→ **SET PROBLEM**:
Reproduce every one of the items below verbatim, keeping each on its own line.

Collection entries
____________
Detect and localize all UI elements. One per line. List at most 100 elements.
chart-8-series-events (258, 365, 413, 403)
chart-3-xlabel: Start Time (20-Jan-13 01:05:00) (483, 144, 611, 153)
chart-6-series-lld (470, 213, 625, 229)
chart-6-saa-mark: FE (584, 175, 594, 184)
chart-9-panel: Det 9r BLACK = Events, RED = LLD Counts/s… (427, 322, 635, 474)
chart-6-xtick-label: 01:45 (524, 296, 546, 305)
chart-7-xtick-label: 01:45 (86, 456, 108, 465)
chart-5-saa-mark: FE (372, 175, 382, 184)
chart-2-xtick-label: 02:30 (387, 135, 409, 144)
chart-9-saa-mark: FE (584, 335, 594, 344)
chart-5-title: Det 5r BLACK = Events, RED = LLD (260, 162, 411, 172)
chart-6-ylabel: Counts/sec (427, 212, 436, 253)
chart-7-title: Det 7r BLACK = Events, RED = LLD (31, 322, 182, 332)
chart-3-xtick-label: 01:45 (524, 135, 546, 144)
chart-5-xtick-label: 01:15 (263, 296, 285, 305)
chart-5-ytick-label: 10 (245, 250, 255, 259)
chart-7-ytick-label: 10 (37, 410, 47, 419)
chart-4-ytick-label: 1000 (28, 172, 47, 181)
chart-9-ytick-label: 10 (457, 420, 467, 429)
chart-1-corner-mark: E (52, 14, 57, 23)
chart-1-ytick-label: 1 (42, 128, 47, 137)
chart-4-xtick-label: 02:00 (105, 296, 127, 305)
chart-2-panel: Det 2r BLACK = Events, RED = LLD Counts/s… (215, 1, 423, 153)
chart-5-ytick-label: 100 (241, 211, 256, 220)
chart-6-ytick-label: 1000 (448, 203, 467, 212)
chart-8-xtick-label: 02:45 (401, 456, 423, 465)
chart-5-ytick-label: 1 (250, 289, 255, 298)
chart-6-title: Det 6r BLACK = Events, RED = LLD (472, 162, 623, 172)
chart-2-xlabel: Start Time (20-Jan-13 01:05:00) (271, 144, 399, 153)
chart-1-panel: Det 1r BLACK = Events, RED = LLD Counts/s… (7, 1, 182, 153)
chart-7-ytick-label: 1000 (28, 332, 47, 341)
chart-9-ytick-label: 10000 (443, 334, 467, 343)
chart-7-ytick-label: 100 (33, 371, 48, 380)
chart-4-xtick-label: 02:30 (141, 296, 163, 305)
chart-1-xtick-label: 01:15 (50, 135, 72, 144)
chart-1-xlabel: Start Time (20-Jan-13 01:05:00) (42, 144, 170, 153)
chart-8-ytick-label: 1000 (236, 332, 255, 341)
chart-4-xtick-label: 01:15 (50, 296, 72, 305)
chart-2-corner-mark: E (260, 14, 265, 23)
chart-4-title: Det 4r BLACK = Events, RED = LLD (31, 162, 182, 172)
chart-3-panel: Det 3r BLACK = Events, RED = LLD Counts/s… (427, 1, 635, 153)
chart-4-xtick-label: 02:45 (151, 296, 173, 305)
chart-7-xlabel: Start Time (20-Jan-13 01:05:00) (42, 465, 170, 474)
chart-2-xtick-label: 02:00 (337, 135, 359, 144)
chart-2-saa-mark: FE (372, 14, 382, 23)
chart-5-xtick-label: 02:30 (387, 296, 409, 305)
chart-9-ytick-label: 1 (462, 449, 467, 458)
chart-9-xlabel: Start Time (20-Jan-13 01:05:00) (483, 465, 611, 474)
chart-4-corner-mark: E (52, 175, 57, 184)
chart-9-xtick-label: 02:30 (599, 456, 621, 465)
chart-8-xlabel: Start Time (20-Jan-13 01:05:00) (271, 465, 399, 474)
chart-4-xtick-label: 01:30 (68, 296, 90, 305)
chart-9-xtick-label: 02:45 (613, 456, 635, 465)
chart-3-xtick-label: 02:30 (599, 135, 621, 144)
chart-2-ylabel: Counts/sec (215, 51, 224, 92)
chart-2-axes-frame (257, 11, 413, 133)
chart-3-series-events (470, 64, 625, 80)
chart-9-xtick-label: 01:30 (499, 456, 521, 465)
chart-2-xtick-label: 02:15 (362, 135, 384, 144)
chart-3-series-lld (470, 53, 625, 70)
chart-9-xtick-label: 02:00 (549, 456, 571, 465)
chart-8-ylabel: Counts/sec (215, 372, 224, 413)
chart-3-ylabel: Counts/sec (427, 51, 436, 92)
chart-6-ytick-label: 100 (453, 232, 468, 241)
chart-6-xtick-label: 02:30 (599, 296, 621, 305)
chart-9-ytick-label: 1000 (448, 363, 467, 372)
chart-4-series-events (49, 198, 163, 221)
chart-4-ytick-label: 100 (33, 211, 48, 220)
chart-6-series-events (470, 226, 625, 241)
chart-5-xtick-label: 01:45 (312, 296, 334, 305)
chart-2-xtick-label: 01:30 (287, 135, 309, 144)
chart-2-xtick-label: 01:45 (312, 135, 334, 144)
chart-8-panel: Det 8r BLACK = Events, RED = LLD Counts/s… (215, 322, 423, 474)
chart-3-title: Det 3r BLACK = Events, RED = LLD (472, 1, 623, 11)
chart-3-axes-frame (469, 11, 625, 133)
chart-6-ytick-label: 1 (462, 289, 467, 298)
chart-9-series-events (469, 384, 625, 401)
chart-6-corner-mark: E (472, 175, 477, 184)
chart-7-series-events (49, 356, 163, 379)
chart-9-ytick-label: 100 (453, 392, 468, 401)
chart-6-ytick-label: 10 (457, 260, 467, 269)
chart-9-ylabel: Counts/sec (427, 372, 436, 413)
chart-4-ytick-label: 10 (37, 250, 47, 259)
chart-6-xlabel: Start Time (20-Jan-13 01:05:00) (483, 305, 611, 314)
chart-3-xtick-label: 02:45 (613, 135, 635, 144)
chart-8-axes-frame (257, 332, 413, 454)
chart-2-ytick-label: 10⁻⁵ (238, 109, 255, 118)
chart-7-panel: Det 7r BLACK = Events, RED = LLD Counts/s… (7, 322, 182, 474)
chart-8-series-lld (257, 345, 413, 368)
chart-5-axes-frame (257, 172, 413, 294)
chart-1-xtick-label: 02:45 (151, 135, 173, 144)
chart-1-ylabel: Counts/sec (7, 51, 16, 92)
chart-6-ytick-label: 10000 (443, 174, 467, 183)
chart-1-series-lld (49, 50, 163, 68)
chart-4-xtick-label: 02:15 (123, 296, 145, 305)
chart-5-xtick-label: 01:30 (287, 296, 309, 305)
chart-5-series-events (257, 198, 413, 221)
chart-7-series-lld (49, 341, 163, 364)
____________
→ **EXERCISE RESPONSE**:
Detect and localize all UI elements. One per line. List at most 100 elements.
chart-8-series-events (258, 365, 413, 403)
chart-3-xlabel: Start Time (20-Jan-13 01:05:00) (483, 144, 611, 153)
chart-6-series-lld (470, 213, 625, 229)
chart-6-saa-mark: FE (584, 175, 594, 184)
chart-9-panel: Det 9r BLACK = Events, RED = LLD Counts/s… (427, 322, 635, 474)
chart-6-xtick-label: 01:45 (524, 296, 546, 305)
chart-7-xtick-label: 01:45 (86, 456, 108, 465)
chart-5-saa-mark: FE (372, 175, 382, 184)
chart-2-xtick-label: 02:30 (387, 135, 409, 144)
chart-9-saa-mark: FE (584, 335, 594, 344)
chart-5-title: Det 5r BLACK = Events, RED = LLD (260, 162, 411, 172)
chart-6-ylabel: Counts/sec (427, 212, 436, 253)
chart-7-title: Det 7r BLACK = Events, RED = LLD (31, 322, 182, 332)
chart-3-xtick-label: 01:45 (524, 135, 546, 144)
chart-5-xtick-label: 01:15 (263, 296, 285, 305)
chart-5-ytick-label: 10 (245, 250, 255, 259)
chart-7-ytick-label: 10 (37, 410, 47, 419)
chart-4-ytick-label: 1000 (28, 172, 47, 181)
chart-9-ytick-label: 10 (457, 420, 467, 429)
chart-1-corner-mark: E (52, 14, 57, 23)
chart-1-ytick-label: 1 (42, 128, 47, 137)
chart-4-xtick-label: 02:00 (105, 296, 127, 305)
chart-2-panel: Det 2r BLACK = Events, RED = LLD Counts/s… (215, 1, 423, 153)
chart-5-ytick-label: 100 (241, 211, 256, 220)
chart-6-ytick-label: 1000 (448, 203, 467, 212)
chart-8-xtick-label: 02:45 (401, 456, 423, 465)
chart-5-ytick-label: 1 (250, 289, 255, 298)
chart-6-title: Det 6r BLACK = Events, RED = LLD (472, 162, 623, 172)
chart-2-xlabel: Start Time (20-Jan-13 01:05:00) (271, 144, 399, 153)
chart-1-panel: Det 1r BLACK = Events, RED = LLD Counts/s… (7, 1, 182, 153)
chart-7-ytick-label: 1000 (28, 332, 47, 341)
chart-9-ytick-label: 10000 (443, 334, 467, 343)
chart-7-ytick-label: 100 (33, 371, 48, 380)
chart-4-xtick-label: 02:30 (141, 296, 163, 305)
chart-1-xtick-label: 01:15 (50, 135, 72, 144)
chart-1-xlabel: Start Time (20-Jan-13 01:05:00) (42, 144, 170, 153)
chart-8-ytick-label: 1000 (236, 332, 255, 341)
chart-4-xtick-label: 01:15 (50, 296, 72, 305)
chart-2-corner-mark: E (260, 14, 265, 23)
chart-4-title: Det 4r BLACK = Events, RED = LLD (31, 162, 182, 172)
chart-3-panel: Det 3r BLACK = Events, RED = LLD Counts/s… (427, 1, 635, 153)
chart-4-xtick-label: 02:45 (151, 296, 173, 305)
chart-7-xlabel: Start Time (20-Jan-13 01:05:00) (42, 465, 170, 474)
chart-2-xtick-label: 02:00 (337, 135, 359, 144)
chart-2-saa-mark: FE (372, 14, 382, 23)
chart-5-xtick-label: 02:30 (387, 296, 409, 305)
chart-9-ytick-label: 1 (462, 449, 467, 458)
chart-9-xlabel: Start Time (20-Jan-13 01:05:00) (483, 465, 611, 474)
chart-4-corner-mark: E (52, 175, 57, 184)
chart-9-xtick-label: 02:30 (599, 456, 621, 465)
chart-8-xlabel: Start Time (20-Jan-13 01:05:00) (271, 465, 399, 474)
chart-4-xtick-label: 01:30 (68, 296, 90, 305)
chart-9-xtick-label: 02:45 (613, 456, 635, 465)
chart-3-xtick-label: 02:30 (599, 135, 621, 144)
chart-2-ylabel: Counts/sec (215, 51, 224, 92)
chart-2-axes-frame (257, 11, 413, 133)
chart-3-series-events (470, 64, 625, 80)
chart-9-xtick-label: 01:30 (499, 456, 521, 465)
chart-2-xtick-label: 02:15 (362, 135, 384, 144)
chart-3-series-lld (470, 53, 625, 70)
chart-9-xtick-label: 02:00 (549, 456, 571, 465)
chart-8-ylabel: Counts/sec (215, 372, 224, 413)
chart-3-ylabel: Counts/sec (427, 51, 436, 92)
chart-6-ytick-label: 100 (453, 232, 468, 241)
chart-6-xtick-label: 02:30 (599, 296, 621, 305)
chart-9-ytick-label: 1000 (448, 363, 467, 372)
chart-4-series-events (49, 198, 163, 221)
chart-4-ytick-label: 100 (33, 211, 48, 220)
chart-6-series-events (470, 226, 625, 241)
chart-5-xtick-label: 01:45 (312, 296, 334, 305)
chart-2-xtick-label: 01:30 (287, 135, 309, 144)
chart-2-xtick-label: 01:45 (312, 135, 334, 144)
chart-8-panel: Det 8r BLACK = Events, RED = LLD Counts/s… (215, 322, 423, 474)
chart-3-title: Det 3r BLACK = Events, RED = LLD (472, 1, 623, 11)
chart-3-axes-frame (469, 11, 625, 133)
chart-6-ytick-label: 1 (462, 289, 467, 298)
chart-9-series-events (469, 384, 625, 401)
chart-6-corner-mark: E (472, 175, 477, 184)
chart-7-series-events (49, 356, 163, 379)
chart-9-ytick-label: 100 (453, 392, 468, 401)
chart-6-ytick-label: 10 (457, 260, 467, 269)
chart-9-ylabel: Counts/sec (427, 372, 436, 413)
chart-4-ytick-label: 10 (37, 250, 47, 259)
chart-6-xlabel: Start Time (20-Jan-13 01:05:00) (483, 305, 611, 314)
chart-3-xtick-label: 02:45 (613, 135, 635, 144)
chart-8-axes-frame (257, 332, 413, 454)
chart-2-ytick-label: 10⁻⁵ (238, 109, 255, 118)
chart-7-panel: Det 7r BLACK = Events, RED = LLD Counts/s… (7, 322, 182, 474)
chart-8-series-lld (257, 345, 413, 368)
chart-5-axes-frame (257, 172, 413, 294)
chart-1-xtick-label: 02:45 (151, 135, 173, 144)
chart-1-ylabel: Counts/sec (7, 51, 16, 92)
chart-6-ytick-label: 10000 (443, 174, 467, 183)
chart-1-series-lld (49, 50, 163, 68)
chart-4-xtick-label: 02:15 (123, 296, 145, 305)
chart-5-xtick-label: 01:30 (287, 296, 309, 305)
chart-5-series-events (257, 198, 413, 221)
chart-7-series-lld (49, 341, 163, 364)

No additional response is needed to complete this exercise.